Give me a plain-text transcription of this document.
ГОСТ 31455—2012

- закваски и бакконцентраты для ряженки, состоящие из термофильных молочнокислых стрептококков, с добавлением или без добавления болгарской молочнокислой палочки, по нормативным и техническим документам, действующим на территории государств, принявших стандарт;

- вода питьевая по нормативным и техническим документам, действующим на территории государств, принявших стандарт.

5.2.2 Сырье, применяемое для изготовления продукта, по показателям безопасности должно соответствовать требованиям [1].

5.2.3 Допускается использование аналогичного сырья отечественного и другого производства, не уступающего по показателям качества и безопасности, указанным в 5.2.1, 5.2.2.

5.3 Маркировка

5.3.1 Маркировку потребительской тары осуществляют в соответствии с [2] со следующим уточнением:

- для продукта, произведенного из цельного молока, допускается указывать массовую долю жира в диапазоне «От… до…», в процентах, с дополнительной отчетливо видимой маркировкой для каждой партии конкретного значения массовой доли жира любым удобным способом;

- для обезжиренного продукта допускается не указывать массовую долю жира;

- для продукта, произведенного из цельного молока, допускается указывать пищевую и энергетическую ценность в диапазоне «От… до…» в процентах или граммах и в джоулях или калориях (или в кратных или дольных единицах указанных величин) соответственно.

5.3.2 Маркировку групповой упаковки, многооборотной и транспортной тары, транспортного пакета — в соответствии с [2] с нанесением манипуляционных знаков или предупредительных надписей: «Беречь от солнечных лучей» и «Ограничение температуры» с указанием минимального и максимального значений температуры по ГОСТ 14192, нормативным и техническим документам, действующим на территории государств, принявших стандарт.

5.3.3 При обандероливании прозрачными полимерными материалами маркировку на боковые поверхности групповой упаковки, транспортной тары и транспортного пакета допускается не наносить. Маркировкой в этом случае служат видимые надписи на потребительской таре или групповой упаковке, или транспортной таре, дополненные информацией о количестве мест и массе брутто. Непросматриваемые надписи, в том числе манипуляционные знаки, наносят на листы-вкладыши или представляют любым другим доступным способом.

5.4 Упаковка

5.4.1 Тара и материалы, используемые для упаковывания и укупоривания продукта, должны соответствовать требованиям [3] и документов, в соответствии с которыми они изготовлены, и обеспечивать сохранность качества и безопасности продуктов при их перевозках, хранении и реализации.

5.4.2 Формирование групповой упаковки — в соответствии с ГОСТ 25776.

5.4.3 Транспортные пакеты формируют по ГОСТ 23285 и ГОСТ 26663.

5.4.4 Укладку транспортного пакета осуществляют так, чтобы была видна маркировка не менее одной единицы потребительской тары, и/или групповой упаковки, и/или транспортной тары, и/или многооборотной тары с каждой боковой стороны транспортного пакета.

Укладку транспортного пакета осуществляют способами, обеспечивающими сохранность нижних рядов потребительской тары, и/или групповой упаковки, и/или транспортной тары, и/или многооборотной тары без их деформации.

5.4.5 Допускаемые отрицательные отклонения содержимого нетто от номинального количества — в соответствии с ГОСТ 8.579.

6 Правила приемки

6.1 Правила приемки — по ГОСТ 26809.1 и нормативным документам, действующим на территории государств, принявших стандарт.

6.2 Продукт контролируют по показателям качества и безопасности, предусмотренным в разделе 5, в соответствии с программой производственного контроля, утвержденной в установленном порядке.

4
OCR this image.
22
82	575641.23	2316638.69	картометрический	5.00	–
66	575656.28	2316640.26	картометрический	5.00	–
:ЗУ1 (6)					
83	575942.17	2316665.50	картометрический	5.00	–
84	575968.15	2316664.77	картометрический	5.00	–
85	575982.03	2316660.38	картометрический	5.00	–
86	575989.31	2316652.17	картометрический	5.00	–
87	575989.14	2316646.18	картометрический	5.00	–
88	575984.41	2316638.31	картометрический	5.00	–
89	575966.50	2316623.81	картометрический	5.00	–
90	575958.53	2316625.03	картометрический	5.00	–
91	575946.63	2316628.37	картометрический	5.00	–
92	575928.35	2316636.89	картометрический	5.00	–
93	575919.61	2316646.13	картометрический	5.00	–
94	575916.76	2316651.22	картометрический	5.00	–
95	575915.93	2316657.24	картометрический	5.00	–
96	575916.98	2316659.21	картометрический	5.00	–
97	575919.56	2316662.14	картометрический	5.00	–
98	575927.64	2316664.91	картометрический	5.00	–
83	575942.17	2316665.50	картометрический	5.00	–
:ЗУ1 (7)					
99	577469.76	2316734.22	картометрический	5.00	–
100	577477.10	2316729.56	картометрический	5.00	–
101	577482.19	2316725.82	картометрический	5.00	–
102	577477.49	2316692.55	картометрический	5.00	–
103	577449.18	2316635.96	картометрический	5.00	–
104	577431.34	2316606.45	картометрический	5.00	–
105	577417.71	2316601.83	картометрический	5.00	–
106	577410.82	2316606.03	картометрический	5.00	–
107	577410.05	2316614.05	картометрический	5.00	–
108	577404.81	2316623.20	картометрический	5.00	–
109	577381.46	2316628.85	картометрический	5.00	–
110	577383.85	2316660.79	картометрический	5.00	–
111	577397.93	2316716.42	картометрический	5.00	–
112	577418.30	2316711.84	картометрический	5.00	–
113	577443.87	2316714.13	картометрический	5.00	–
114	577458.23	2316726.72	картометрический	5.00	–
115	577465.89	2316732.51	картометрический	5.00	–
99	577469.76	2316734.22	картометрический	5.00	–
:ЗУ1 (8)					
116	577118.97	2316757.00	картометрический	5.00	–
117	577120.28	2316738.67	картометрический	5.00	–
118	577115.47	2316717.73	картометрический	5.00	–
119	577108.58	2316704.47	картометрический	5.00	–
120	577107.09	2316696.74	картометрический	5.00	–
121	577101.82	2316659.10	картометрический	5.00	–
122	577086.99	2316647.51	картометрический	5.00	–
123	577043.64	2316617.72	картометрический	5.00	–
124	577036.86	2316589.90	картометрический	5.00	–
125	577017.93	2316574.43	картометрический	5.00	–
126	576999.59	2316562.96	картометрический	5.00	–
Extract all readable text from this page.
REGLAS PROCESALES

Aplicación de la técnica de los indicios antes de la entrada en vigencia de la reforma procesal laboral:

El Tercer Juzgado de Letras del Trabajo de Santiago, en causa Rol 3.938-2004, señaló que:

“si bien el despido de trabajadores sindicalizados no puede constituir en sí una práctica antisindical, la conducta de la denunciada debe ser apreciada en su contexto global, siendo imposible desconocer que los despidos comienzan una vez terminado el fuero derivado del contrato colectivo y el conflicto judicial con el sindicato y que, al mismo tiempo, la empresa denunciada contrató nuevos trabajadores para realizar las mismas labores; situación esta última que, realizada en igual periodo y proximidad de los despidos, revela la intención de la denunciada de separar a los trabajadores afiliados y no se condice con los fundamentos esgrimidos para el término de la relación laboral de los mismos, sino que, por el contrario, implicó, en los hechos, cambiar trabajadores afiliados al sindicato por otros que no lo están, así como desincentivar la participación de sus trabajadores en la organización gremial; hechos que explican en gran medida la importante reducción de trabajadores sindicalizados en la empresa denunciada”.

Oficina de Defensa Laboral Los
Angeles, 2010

..........

#### What you are asked to do
All of the records must be repeated exactly.

#### Problem solution
Give me a plain-text transcription of this document.
ГОСТ 31455—2012

- закваски и бакконцентраты для ряженки, состоящие из термофильных молочнокислых стрептококков, с добавлением или без добавления болгарской молочнокислой палочки, по нормативным и техническим документам, действующим на территории государств, принявших стандарт;

- вода питьевая по нормативным и техническим документам, действующим на территории государств, принявших стандарт.

5.2.2 Сырье, применяемое для изготовления продукта, по показателям безопасности должно соответствовать требованиям [1].

5.2.3 Допускается использование аналогичного сырья отечественного и другого производства, не уступающего по показателям качества и безопасности, указанным в 5.2.1, 5.2.2.

5.3 Маркировка

5.3.1 Маркировку потребительской тары осуществляют в соответствии с [2] со следующим уточнением:

- для продукта, произведенного из цельного молока, допускается указывать массовую долю жира в диапазоне «От… до…», в процентах, с дополнительной отчетливо видимой маркировкой для каждой партии конкретного значения массовой доли жира любым удобным способом;

- для обезжиренного продукта допускается не указывать массовую долю жира;

- для продукта, произведенного из цельного молока, допускается указывать пищевую и энергетическую ценность в диапазоне «От… до…» в процентах или граммах и в джоулях или калориях (или в кратных или дольных единицах указанных величин) соответственно.

5.3.2 Маркировку групповой упаковки, многооборотной и транспортной тары, транспортного пакета — в соответствии с [2] с нанесением манипуляционных знаков или предупредительных надписей: «Беречь от солнечных лучей» и «Ограничение температуры» с указанием минимального и максимального значений температуры по ГОСТ 14192, нормативным и техническим документам, действующим на территории государств, принявших стандарт.

5.3.3 При обандероливании прозрачными полимерными материалами маркировку на боковые поверхности групповой упаковки, транспортной тары и транспортного пакета допускается не наносить. Маркировкой в этом случае служат видимые надписи на потребительской таре или групповой упаковке, или транспортной таре, дополненные информацией о количестве мест и массе брутто. Непросматриваемые надписи, в том числе манипуляционные знаки, наносят на листы-вкладыши или представляют любым другим доступным способом.

5.4 Упаковка

5.4.1 Тара и материалы, используемые для упаковывания и укупоривания продукта, должны соответствовать требованиям [3] и документов, в соответствии с которыми они изготовлены, и обеспечивать сохранность качества и безопасности продуктов при их перевозках, хранении и реализации.

5.4.2 Формирование групповой упаковки — в соответствии с ГОСТ 25776.

5.4.3 Транспортные пакеты формируют по ГОСТ 23285 и ГОСТ 26663.

5.4.4 Укладку транспортного пакета осуществляют так, чтобы была видна маркировка не менее одной единицы потребительской тары, и/или групповой упаковки, и/или транспортной тары, и/или многооборотной тары с каждой боковой стороны транспортного пакета.

Укладку транспортного пакета осуществляют способами, обеспечивающими сохранность нижних рядов потребительской тары, и/или групповой упаковки, и/или транспортной тары, и/или многооборотной тары без их деформации.

5.4.5 Допускаемые отрицательные отклонения содержимого нетто от номинального количества — в соответствии с ГОСТ 8.579.

6 Правила приемки

6.1 Правила приемки — по ГОСТ 26809.1 и нормативным документам, действующим на территории государств, принявших стандарт.

6.2 Продукт контролируют по показателям качества и безопасности, предусмотренным в разделе 5, в соответствии с программой производственного контроля, утвержденной в установленном порядке.

4
OCR this image.
22
82	575641.23	2316638.69	картометрический	5.00	–
66	575656.28	2316640.26	картометрический	5.00	–
:ЗУ1 (6)					
83	575942.17	2316665.50	картометрический	5.00	–
84	575968.15	2316664.77	картометрический	5.00	–
85	575982.03	2316660.38	картометрический	5.00	–
86	575989.31	2316652.17	картометрический	5.00	–
87	575989.14	2316646.18	картометрический	5.00	–
88	575984.41	2316638.31	картометрический	5.00	–
89	575966.50	2316623.81	картометрический	5.00	–
90	575958.53	2316625.03	картометрический	5.00	–
91	575946.63	2316628.37	картометрический	5.00	–
92	575928.35	2316636.89	картометрический	5.00	–
93	575919.61	2316646.13	картометрический	5.00	–
94	575916.76	2316651.22	картометрический	5.00	–
95	575915.93	2316657.24	картометрический	5.00	–
96	575916.98	2316659.21	картометрический	5.00	–
97	575919.56	2316662.14	картометрический	5.00	–
98	575927.64	2316664.91	картометрический	5.00	–
83	575942.17	2316665.50	картометрический	5.00	–
:ЗУ1 (7)					
99	577469.76	2316734.22	картометрический	5.00	–
100	577477.10	2316729.56	картометрический	5.00	–
101	577482.19	2316725.82	картометрический	5.00	–
102	577477.49	2316692.55	картометрический	5.00	–
103	577449.18	2316635.96	картометрический	5.00	–
104	577431.34	2316606.45	картометрический	5.00	–
105	577417.71	2316601.83	картометрический	5.00	–
106	577410.82	2316606.03	картометрический	5.00	–
107	577410.05	2316614.05	картометрический	5.00	–
108	577404.81	2316623.20	картометрический	5.00	–
109	577381.46	2316628.85	картометрический	5.00	–
110	577383.85	2316660.79	картометрический	5.00	–
111	577397.93	2316716.42	картометрический	5.00	–
112	577418.30	2316711.84	картометрический	5.00	–
113	577443.87	2316714.13	картометрический	5.00	–
114	577458.23	2316726.72	картометрический	5.00	–
115	577465.89	2316732.51	картометрический	5.00	–
99	577469.76	2316734.22	картометрический	5.00	–
:ЗУ1 (8)					
116	577118.97	2316757.00	картометрический	5.00	–
117	577120.28	2316738.67	картометрический	5.00	–
118	577115.47	2316717.73	картометрический	5.00	–
119	577108.58	2316704.47	картометрический	5.00	–
120	577107.09	2316696.74	картометрический	5.00	–
121	577101.82	2316659.10	картометрический	5.00	–
122	577086.99	2316647.51	картометрический	5.00	–
123	577043.64	2316617.72	картометрический	5.00	–
124	577036.86	2316589.90	картометрический	5.00	–
125	577017.93	2316574.43	картометрический	5.00	–
126	576999.59	2316562.96	картометрический	5.00	–
Extract all readable text from this page.
REGLAS PROCESALES

Aplicación de la técnica de los indicios antes de la entrada en vigencia de la reforma procesal laboral:

El Tercer Juzgado de Letras del Trabajo de Santiago, en causa Rol 3.938-2004, señaló que:

“si bien el despido de trabajadores sindicalizados no puede constituir en sí una práctica antisindical, la conducta de la denunciada debe ser apreciada en su contexto global, siendo imposible desconocer que los despidos comienzan una vez terminado el fuero derivado del contrato colectivo y el conflicto judicial con el sindicato y que, al mismo tiempo, la empresa denunciada contrató nuevos trabajadores para realizar las mismas labores; situación esta última que, realizada en igual periodo y proximidad de los despidos, revela la intención de la denunciada de separar a los trabajadores afiliados y no se condice con los fundamentos esgrimidos para el término de la relación laboral de los mismos, sino que, por el contrario, implicó, en los hechos, cambiar trabajadores afiliados al sindicato por otros que no lo están, así como desincentivar la participación de sus trabajadores en la organización gremial; hechos que explican en gran medida la importante reducción de trabajadores sindicalizados en la empresa denunciada”.

Oficina de Defensa Laboral Los
Angeles, 2010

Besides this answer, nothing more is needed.